Data items:

============================================================

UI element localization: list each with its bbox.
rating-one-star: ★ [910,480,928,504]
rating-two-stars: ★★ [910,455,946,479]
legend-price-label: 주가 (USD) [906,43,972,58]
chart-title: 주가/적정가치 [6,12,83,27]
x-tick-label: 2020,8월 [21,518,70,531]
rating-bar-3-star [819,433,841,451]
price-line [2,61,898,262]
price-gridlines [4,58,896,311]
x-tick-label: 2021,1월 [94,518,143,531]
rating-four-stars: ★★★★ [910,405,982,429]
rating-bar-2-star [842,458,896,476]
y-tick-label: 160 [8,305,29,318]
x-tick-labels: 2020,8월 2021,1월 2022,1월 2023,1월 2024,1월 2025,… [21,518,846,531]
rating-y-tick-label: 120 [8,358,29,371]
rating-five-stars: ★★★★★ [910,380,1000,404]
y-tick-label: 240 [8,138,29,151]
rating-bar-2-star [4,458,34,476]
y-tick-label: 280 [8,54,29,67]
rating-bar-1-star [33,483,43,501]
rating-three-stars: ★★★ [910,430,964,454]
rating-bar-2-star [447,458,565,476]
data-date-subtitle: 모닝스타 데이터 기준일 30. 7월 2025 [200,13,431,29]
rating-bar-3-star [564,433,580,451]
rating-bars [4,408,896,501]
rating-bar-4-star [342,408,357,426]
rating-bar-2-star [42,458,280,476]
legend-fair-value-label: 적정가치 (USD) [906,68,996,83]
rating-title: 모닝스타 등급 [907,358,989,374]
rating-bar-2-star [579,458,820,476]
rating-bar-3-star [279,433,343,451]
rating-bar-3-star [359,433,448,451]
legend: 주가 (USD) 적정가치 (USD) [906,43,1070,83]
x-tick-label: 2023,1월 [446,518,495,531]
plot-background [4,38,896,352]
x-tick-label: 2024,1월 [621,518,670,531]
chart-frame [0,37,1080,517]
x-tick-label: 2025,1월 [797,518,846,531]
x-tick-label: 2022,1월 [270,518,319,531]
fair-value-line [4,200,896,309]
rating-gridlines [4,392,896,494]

============================================================

_PROBLEM DETAILS_: Edit the rows above so that every instance of "rating-bar-2-star" reads "rating-bar-two-star", keeping all other text the same.

_OUTPUT OF THE TASK_:
UI element localization: list each with its bbox.
rating-one-star: ★ [910,480,928,504]
rating-two-stars: ★★ [910,455,946,479]
legend-price-label: 주가 (USD) [906,43,972,58]
chart-title: 주가/적정가치 [6,12,83,27]
x-tick-label: 2020,8월 [21,518,70,531]
rating-bar-3-star [819,433,841,451]
price-line [2,61,898,262]
price-gridlines [4,58,896,311]
x-tick-label: 2021,1월 [94,518,143,531]
rating-four-stars: ★★★★ [910,405,982,429]
rating-bar-two-star [842,458,896,476]
y-tick-label: 160 [8,305,29,318]
x-tick-labels: 2020,8월 2021,1월 2022,1월 2023,1월 2024,1월 2025,… [21,518,846,531]
rating-y-tick-label: 120 [8,358,29,371]
rating-five-stars: ★★★★★ [910,380,1000,404]
y-tick-label: 240 [8,138,29,151]
rating-bar-two-star [4,458,34,476]
y-tick-label: 280 [8,54,29,67]
rating-bar-1-star [33,483,43,501]
rating-three-stars: ★★★ [910,430,964,454]
rating-bar-two-star [447,458,565,476]
data-date-subtitle: 모닝스타 데이터 기준일 30. 7월 2025 [200,13,431,29]
rating-bar-3-star [564,433,580,451]
rating-bars [4,408,896,501]
rating-bar-4-star [342,408,357,426]
rating-bar-two-star [42,458,280,476]
legend-fair-value-label: 적정가치 (USD) [906,68,996,83]
rating-title: 모닝스타 등급 [907,358,989,374]
rating-bar-two-star [579,458,820,476]
rating-bar-3-star [279,433,343,451]
rating-bar-3-star [359,433,448,451]
legend: 주가 (USD) 적정가치 (USD) [906,43,1070,83]
x-tick-label: 2023,1월 [446,518,495,531]
plot-background [4,38,896,352]
x-tick-label: 2024,1월 [621,518,670,531]
chart-frame [0,37,1080,517]
x-tick-label: 2025,1월 [797,518,846,531]
x-tick-label: 2022,1월 [270,518,319,531]
fair-value-line [4,200,896,309]
rating-gridlines [4,392,896,494]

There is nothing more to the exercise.